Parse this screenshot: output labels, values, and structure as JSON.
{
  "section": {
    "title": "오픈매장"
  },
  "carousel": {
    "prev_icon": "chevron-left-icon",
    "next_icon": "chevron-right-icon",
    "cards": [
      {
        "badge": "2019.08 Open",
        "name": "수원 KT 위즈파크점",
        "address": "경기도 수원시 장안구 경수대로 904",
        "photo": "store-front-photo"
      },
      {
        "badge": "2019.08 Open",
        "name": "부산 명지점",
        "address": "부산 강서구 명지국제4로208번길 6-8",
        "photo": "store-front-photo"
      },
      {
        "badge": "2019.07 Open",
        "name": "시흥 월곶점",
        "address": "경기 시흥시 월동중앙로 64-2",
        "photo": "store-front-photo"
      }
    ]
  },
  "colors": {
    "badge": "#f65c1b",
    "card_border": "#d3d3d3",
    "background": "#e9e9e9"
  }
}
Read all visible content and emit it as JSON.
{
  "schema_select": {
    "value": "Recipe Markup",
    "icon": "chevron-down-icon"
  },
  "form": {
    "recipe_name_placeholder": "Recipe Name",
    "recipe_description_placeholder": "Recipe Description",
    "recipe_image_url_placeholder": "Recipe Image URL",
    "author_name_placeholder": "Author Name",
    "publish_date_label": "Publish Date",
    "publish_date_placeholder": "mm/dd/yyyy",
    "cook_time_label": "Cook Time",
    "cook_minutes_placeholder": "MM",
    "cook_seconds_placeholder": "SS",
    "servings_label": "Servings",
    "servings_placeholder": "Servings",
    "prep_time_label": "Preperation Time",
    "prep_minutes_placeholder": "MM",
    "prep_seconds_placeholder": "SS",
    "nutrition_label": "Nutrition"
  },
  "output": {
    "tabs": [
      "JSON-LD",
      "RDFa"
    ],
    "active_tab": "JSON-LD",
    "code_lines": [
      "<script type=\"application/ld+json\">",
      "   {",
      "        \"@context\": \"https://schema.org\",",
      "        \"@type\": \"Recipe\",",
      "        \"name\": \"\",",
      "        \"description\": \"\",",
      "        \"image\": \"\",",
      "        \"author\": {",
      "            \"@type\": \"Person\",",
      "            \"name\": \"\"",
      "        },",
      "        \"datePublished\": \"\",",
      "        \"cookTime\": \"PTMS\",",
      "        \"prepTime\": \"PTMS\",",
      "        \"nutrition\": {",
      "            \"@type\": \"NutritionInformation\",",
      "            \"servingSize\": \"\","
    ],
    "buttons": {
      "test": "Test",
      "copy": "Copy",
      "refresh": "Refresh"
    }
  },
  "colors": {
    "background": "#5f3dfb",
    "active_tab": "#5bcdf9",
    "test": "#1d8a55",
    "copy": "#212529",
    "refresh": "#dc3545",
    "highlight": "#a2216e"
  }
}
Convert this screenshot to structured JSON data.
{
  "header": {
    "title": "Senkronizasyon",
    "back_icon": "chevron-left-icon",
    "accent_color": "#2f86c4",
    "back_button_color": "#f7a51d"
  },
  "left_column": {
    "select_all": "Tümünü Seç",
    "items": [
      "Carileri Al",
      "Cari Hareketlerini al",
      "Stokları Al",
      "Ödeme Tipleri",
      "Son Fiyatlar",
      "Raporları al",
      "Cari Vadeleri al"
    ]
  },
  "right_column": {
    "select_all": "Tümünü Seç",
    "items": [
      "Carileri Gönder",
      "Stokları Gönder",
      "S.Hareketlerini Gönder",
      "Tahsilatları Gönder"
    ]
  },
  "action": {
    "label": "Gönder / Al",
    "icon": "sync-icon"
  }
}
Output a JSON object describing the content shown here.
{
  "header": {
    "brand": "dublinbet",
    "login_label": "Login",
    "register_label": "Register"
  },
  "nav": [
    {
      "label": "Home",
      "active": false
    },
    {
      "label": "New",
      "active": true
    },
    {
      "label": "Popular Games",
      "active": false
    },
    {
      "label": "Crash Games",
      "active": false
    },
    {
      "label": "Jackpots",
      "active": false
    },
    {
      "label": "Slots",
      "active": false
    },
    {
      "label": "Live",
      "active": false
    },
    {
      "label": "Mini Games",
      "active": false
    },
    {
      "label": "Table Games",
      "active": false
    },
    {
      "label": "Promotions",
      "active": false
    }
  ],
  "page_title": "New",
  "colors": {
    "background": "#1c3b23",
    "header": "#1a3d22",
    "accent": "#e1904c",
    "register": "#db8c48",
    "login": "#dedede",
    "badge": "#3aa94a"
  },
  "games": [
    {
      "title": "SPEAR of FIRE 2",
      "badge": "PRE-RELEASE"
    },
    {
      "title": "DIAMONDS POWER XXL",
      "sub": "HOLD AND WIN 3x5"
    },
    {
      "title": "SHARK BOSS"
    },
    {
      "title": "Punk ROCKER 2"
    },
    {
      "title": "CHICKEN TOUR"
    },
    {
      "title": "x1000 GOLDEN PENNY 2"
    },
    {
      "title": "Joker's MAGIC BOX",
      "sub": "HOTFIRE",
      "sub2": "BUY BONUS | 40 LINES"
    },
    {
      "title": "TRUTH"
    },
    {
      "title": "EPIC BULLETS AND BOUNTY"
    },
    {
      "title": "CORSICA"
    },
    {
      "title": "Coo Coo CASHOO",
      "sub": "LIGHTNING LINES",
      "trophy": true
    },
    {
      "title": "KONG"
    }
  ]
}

####################

TASK DIRECTIONS: Extract every record. Keep wording exact.

EXERCISE RESULT:
Parse this screenshot: output labels, values, and structure as JSON.
{
  "section": {
    "title": "오픈매장"
  },
  "carousel": {
    "prev_icon": "chevron-left-icon",
    "next_icon": "chevron-right-icon",
    "cards": [
      {
        "badge": "2019.08 Open",
        "name": "수원 KT 위즈파크점",
        "address": "경기도 수원시 장안구 경수대로 904",
        "photo": "store-front-photo"
      },
      {
        "badge": "2019.08 Open",
        "name": "부산 명지점",
        "address": "부산 강서구 명지국제4로208번길 6-8",
        "photo": "store-front-photo"
      },
      {
        "badge": "2019.07 Open",
        "name": "시흥 월곶점",
        "address": "경기 시흥시 월동중앙로 64-2",
        "photo": "store-front-photo"
      }
    ]
  },
  "colors": {
    "badge": "#f65c1b",
    "card_border": "#d3d3d3",
    "background": "#e9e9e9"
  }
}
Read all visible content and emit it as JSON.
{
  "schema_select": {
    "value": "Recipe Markup",
    "icon": "chevron-down-icon"
  },
  "form": {
    "recipe_name_placeholder": "Recipe Name",
    "recipe_description_placeholder": "Recipe Description",
    "recipe_image_url_placeholder": "Recipe Image URL",
    "author_name_placeholder": "Author Name",
    "publish_date_label": "Publish Date",
    "publish_date_placeholder": "mm/dd/yyyy",
    "cook_time_label": "Cook Time",
    "cook_minutes_placeholder": "MM",
    "cook_seconds_placeholder": "SS",
    "servings_label": "Servings",
    "servings_placeholder": "Servings",
    "prep_time_label": "Preperation Time",
    "prep_minutes_placeholder": "MM",
    "prep_seconds_placeholder": "SS",
    "nutrition_label": "Nutrition"
  },
  "output": {
    "tabs": [
      "JSON-LD",
      "RDFa"
    ],
    "active_tab": "JSON-LD",
    "code_lines": [
      "<script type=\"application/ld+json\">",
      "   {",
      "        \"@context\": \"https://schema.org\",",
      "        \"@type\": \"Recipe\",",
      "        \"name\": \"\",",
      "        \"description\": \"\",",
      "        \"image\": \"\",",
      "        \"author\": {",
      "            \"@type\": \"Person\",",
      "            \"name\": \"\"",
      "        },",
      "        \"datePublished\": \"\",",
      "        \"cookTime\": \"PTMS\",",
      "        \"prepTime\": \"PTMS\",",
      "        \"nutrition\": {",
      "            \"@type\": \"NutritionInformation\",",
      "            \"servingSize\": \"\","
    ],
    "buttons": {
      "test": "Test",
      "copy": "Copy",
      "refresh": "Refresh"
    }
  },
  "colors": {
    "background": "#5f3dfb",
    "active_tab": "#5bcdf9",
    "test": "#1d8a55",
    "copy": "#212529",
    "refresh": "#dc3545",
    "highlight": "#a2216e"
  }
}
Convert this screenshot to structured JSON data.
{
  "header": {
    "title": "Senkronizasyon",
    "back_icon": "chevron-left-icon",
    "accent_color": "#2f86c4",
    "back_button_color": "#f7a51d"
  },
  "left_column": {
    "select_all": "Tümünü Seç",
    "items": [
      "Carileri Al",
      "Cari Hareketlerini al",
      "Stokları Al",
      "Ödeme Tipleri",
      "Son Fiyatlar",
      "Raporları al",
      "Cari Vadeleri al"
    ]
  },
  "right_column": {
    "select_all": "Tümünü Seç",
    "items": [
      "Carileri Gönder",
      "Stokları Gönder",
      "S.Hareketlerini Gönder",
      "Tahsilatları Gönder"
    ]
  },
  "action": {
    "label": "Gönder / Al",
    "icon": "sync-icon"
  }
}
Output a JSON object describing the content shown here.
{
  "header": {
    "brand": "dublinbet",
    "login_label": "Login",
    "register_label": "Register"
  },
  "nav": [
    {
      "label": "Home",
      "active": false
    },
    {
      "label": "New",
      "active": true
    },
    {
      "label": "Popular Games",
      "active": false
    },
    {
      "label": "Crash Games",
      "active": false
    },
    {
      "label": "Jackpots",
      "active": false
    },
    {
      "label": "Slots",
      "active": false
    },
    {
      "label": "Live",
      "active": false
    },
    {
      "label": "Mini Games",
      "active": false
    },
    {
      "label": "Table Games",
      "active": false
    },
    {
      "label": "Promotions",
      "active": false
    }
  ],
  "page_title": "New",
  "colors": {
    "background": "#1c3b23",
    "header": "#1a3d22",
    "accent": "#e1904c",
    "register": "#db8c48",
    "login": "#dedede",
    "badge": "#3aa94a"
  },
  "games": [
    {
      "title": "SPEAR of FIRE 2",
      "badge": "PRE-RELEASE"
    },
    {
      "title": "DIAMONDS POWER XXL",
      "sub": "HOLD AND WIN 3x5"
    },
    {
      "title": "SHARK BOSS"
    },
    {
      "title": "Punk ROCKER 2"
    },
    {
      "title": "CHICKEN TOUR"
    },
    {
      "title": "x1000 GOLDEN PENNY 2"
    },
    {
      "title": "Joker's MAGIC BOX",
      "sub": "HOTFIRE",
      "sub2": "BUY BONUS | 40 LINES"
    },
    {
      "title": "TRUTH"
    },
    {
      "title": "EPIC BULLETS AND BOUNTY"
    },
    {
      "title": "CORSICA"
    },
    {
      "title": "Coo Coo CASHOO",
      "sub": "LIGHTNING LINES",
      "trophy": true
    },
    {
      "title": "KONG"
    }
  ]
}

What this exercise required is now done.